NGO in Negros wins international award

SHARING the honor with Philippine Ambassador to the United Kingdom Enrique Manalo

The Laura Vicuña Foundation (LVF) Inc., a group that helps abused children and those working in the sugarcane fields of Negros, won the 2012 Asia Pacific Stars Impact Award in the Protection Category in London out of 302 shortlisted from more than 1,000 nongovernment organization applicants.

 

Sr. Maria Victoria Sta. Ana, executive director of the LVF, on Saturday said she accepted the award from Ambassador A. Al-Dabbagh, founding chair of the Stars Foundation, at Kensington Palace in London on Dec. 15.

 

Ambassador of the Philippines to the United Kingdom Enrique Manalo attended the dinner to honor the awardees at The State Apartments at Kensington Palace and the awards night at The Orangery at Kensington Palace, London.

 

Sta. Ana said this is not only a great accolade to the Foundation and to the Salesian Sisters, but more to the country as this is the first time a Philippine NGO won a prize from this prestigious award-giving body.

========

■ INSTRUCTION 1
In the article on the Negros foundation's award, rewrite the paragraph that begins "The Laura Vicuña Foundation (LVF) Inc., a group that helps" in a shorter form that keeps its main facts.
■ INSTRUCTION 2
Copy the article on the Negros foundation's award from "SHARING the honor" to "on Dec. 15.".

========

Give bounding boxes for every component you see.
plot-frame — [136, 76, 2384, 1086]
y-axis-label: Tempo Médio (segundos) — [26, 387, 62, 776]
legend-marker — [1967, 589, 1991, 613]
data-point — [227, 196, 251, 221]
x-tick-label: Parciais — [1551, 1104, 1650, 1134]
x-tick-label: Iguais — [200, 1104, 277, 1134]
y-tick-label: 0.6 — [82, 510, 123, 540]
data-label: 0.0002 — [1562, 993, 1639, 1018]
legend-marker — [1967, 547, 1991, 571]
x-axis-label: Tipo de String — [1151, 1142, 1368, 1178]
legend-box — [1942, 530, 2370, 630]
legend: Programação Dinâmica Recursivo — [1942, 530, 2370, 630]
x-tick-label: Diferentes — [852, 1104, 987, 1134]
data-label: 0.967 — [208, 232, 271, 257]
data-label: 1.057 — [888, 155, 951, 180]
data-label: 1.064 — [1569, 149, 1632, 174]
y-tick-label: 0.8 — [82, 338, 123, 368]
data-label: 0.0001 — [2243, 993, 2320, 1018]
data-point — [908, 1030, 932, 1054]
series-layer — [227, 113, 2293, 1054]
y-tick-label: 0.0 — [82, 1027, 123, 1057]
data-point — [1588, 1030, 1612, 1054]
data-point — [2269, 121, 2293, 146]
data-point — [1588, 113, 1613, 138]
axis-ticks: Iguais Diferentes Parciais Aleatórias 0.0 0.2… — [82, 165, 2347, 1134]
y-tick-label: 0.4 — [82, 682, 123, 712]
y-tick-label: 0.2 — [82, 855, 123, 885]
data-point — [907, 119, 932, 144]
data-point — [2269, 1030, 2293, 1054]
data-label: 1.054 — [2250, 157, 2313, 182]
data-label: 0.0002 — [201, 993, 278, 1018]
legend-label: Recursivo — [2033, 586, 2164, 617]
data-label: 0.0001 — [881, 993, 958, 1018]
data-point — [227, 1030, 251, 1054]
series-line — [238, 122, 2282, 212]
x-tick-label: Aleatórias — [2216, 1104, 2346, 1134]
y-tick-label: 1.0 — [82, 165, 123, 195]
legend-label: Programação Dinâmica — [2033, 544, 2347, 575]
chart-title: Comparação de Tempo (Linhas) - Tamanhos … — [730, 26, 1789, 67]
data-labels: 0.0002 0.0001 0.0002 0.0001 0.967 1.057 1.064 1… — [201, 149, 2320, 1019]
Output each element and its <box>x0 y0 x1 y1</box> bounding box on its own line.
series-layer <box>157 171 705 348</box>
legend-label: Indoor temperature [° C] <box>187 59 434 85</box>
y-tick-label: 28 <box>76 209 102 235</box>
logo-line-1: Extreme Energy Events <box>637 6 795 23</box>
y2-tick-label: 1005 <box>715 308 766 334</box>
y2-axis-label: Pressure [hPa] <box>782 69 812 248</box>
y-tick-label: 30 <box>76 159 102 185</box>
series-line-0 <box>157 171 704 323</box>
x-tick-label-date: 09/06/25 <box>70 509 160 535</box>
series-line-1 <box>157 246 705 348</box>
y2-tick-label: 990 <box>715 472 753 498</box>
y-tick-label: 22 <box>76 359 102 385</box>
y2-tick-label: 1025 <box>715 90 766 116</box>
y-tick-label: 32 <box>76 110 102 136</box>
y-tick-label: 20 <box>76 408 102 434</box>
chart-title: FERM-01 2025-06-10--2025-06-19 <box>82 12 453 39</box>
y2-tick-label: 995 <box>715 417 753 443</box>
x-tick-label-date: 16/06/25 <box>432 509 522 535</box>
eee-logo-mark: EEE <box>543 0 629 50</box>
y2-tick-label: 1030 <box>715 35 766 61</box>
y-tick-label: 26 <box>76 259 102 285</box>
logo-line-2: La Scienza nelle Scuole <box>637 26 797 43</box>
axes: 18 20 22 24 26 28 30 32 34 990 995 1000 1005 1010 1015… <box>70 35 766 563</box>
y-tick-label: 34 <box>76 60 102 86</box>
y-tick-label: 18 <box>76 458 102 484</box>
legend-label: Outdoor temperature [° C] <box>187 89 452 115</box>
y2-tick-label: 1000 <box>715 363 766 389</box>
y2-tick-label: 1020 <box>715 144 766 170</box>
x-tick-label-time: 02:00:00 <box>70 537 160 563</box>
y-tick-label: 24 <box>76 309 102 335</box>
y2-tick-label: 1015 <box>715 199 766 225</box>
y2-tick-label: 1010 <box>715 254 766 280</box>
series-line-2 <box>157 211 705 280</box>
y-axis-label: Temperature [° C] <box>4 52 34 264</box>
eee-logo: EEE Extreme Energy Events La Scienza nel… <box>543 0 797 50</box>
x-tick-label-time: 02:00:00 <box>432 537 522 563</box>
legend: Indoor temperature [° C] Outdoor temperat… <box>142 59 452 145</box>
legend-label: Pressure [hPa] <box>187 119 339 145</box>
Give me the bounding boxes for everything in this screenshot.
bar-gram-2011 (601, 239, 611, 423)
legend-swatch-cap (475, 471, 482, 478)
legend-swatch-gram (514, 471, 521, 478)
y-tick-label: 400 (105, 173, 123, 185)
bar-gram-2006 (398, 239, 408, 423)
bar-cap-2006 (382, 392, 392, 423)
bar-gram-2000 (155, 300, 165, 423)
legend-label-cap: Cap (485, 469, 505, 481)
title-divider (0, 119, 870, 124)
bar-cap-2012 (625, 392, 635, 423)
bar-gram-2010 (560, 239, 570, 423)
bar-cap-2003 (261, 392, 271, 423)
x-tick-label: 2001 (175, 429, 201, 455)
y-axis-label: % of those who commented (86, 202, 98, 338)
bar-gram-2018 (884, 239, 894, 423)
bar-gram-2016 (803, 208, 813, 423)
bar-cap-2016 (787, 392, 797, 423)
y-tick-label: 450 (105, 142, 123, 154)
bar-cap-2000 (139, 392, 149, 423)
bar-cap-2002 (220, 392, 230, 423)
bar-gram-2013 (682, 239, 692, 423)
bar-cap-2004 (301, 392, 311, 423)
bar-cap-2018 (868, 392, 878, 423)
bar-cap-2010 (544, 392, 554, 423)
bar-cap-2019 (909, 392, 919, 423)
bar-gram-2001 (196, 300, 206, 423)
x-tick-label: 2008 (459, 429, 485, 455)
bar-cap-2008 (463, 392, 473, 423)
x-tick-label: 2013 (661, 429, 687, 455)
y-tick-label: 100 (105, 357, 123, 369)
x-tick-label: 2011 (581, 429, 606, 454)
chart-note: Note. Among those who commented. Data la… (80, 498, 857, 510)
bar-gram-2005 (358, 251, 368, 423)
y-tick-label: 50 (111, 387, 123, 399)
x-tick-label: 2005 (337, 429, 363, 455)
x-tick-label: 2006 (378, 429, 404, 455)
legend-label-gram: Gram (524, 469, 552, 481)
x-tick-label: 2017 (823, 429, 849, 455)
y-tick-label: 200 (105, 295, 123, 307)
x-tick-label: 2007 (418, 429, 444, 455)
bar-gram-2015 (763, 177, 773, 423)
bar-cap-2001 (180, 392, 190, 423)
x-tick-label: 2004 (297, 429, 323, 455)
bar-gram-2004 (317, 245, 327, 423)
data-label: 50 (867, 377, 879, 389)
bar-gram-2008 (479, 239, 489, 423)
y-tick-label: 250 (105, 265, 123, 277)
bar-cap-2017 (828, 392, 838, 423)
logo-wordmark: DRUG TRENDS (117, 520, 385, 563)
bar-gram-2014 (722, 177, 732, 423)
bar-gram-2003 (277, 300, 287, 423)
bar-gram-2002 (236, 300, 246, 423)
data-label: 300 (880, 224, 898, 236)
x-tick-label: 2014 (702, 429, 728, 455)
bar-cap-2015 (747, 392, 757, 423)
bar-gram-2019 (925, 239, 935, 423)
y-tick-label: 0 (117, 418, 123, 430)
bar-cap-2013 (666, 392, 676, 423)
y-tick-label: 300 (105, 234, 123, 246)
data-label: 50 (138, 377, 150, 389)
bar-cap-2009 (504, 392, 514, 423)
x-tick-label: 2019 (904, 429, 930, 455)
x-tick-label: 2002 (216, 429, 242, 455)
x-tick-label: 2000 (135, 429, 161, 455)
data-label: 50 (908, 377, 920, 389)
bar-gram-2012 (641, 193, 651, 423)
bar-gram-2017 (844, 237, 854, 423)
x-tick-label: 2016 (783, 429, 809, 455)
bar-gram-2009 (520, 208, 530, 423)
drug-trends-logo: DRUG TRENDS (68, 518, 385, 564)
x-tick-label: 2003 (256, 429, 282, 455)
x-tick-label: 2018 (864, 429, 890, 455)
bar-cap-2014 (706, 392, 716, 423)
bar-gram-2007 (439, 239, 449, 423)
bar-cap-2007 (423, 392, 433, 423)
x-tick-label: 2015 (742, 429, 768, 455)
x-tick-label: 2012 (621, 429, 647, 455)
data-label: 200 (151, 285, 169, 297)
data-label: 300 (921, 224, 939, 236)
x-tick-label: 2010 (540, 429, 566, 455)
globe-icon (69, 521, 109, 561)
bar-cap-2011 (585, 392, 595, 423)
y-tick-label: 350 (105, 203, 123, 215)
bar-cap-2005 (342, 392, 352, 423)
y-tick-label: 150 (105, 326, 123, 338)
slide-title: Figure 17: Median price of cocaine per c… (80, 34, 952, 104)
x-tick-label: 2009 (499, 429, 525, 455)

========

■ CORRECT OUTPUT 1
The Laura Vicuña Foundation (LVF) Inc., which aids abused children and sugarcane field workers in Negros, won the 2012 Asia Pacific Stars Impact Award (Protection Category) in London. It was picked from 302 shortlisted groups out of more than 1,000 NGO applicants.

■ CORRECT OUTPUT 2
SHARING the honor with Philippine Ambassador to the United Kingdom Enrique Manalo

The Laura Vicuña Foundation (LVF) Inc., a group that helps abused children and those working in the sugarcane fields of Negros, won the 2012 Asia Pacific Stars Impact Award in the Protection Category in London out of 302 shortlisted from more than 1,000 nongovernment organization applicants.

 

Sr. Maria Victoria Sta. Ana, executive director of the LVF, on Saturday said she accepted the award from Ambassador A. Al-Dabbagh, founding chair of the Stars Foundation, at Kensington Palace in London on Dec. 15.